What the task asks: From the entries below, count the lines with "title". Write only the count.

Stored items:
----------

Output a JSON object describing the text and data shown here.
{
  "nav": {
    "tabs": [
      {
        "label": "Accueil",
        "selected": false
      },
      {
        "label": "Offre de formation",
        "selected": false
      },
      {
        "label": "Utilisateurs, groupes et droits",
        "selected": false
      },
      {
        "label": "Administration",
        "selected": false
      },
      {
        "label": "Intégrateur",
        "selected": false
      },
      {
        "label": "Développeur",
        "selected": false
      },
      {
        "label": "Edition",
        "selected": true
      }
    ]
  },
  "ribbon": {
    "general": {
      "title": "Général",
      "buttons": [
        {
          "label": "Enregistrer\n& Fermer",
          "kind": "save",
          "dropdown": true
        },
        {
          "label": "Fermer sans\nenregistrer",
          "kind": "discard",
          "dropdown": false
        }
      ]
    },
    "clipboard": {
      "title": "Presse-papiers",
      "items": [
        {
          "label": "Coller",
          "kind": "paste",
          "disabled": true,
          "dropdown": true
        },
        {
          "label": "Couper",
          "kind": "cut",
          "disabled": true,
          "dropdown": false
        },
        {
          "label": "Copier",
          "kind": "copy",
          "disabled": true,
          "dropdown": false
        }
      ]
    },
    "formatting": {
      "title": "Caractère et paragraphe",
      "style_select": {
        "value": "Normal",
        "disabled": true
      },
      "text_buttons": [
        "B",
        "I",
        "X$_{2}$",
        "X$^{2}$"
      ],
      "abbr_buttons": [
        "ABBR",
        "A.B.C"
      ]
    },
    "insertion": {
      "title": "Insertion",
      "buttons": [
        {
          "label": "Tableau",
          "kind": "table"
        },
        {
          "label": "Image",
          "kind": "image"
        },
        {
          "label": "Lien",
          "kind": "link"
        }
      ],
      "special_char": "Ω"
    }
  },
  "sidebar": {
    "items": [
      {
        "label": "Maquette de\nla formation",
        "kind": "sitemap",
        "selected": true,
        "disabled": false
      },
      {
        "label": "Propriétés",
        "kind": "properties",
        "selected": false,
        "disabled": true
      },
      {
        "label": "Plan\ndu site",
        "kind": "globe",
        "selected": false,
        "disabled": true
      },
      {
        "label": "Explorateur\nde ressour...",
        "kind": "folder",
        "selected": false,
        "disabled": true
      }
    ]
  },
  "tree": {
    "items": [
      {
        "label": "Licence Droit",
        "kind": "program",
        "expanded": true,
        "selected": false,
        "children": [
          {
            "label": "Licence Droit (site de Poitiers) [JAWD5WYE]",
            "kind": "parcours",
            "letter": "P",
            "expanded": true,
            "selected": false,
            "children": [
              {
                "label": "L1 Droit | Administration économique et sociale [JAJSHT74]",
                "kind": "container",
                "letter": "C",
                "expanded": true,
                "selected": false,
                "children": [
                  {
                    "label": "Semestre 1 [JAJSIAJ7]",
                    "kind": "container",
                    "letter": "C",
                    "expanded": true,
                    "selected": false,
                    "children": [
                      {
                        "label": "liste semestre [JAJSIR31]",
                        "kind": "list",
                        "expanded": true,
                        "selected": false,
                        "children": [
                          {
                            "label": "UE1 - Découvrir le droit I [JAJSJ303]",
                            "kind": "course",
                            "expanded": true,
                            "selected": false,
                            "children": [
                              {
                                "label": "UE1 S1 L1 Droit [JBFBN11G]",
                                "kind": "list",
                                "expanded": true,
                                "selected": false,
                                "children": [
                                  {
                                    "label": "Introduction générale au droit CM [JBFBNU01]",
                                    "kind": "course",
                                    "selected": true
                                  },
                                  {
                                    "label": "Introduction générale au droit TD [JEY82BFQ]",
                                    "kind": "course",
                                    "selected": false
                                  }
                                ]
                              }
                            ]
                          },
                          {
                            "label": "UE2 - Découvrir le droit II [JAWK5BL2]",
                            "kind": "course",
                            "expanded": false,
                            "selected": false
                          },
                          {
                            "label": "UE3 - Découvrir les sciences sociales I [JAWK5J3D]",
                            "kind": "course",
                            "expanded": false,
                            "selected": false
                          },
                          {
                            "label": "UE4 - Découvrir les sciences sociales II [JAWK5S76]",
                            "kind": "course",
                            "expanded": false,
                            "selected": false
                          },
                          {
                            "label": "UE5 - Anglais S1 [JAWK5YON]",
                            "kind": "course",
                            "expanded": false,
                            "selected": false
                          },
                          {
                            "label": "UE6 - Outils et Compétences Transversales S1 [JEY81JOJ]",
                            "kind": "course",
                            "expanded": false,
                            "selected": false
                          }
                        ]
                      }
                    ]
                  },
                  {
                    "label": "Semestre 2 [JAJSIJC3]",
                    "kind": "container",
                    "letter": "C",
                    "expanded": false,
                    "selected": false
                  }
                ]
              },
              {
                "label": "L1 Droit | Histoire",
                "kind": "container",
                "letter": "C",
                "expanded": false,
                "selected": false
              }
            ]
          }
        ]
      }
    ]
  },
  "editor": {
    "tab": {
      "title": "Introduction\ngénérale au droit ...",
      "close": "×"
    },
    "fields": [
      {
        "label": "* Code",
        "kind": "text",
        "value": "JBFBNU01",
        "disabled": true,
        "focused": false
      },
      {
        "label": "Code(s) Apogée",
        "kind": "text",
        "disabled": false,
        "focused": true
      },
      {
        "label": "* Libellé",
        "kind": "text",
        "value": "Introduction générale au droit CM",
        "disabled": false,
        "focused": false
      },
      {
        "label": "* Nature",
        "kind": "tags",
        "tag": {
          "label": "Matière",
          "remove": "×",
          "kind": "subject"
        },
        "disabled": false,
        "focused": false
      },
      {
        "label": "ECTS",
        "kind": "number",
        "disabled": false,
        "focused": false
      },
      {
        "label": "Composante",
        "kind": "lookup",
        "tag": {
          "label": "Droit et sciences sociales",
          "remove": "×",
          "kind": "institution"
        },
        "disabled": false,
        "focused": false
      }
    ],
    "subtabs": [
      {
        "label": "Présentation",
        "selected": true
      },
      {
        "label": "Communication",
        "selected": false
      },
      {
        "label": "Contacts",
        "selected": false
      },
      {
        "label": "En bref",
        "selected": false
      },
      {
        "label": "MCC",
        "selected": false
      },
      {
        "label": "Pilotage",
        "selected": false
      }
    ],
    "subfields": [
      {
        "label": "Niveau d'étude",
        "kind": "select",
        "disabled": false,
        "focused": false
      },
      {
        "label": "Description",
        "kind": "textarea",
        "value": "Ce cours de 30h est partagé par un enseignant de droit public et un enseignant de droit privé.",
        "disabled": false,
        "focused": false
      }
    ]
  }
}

----------

Answer to this task: 5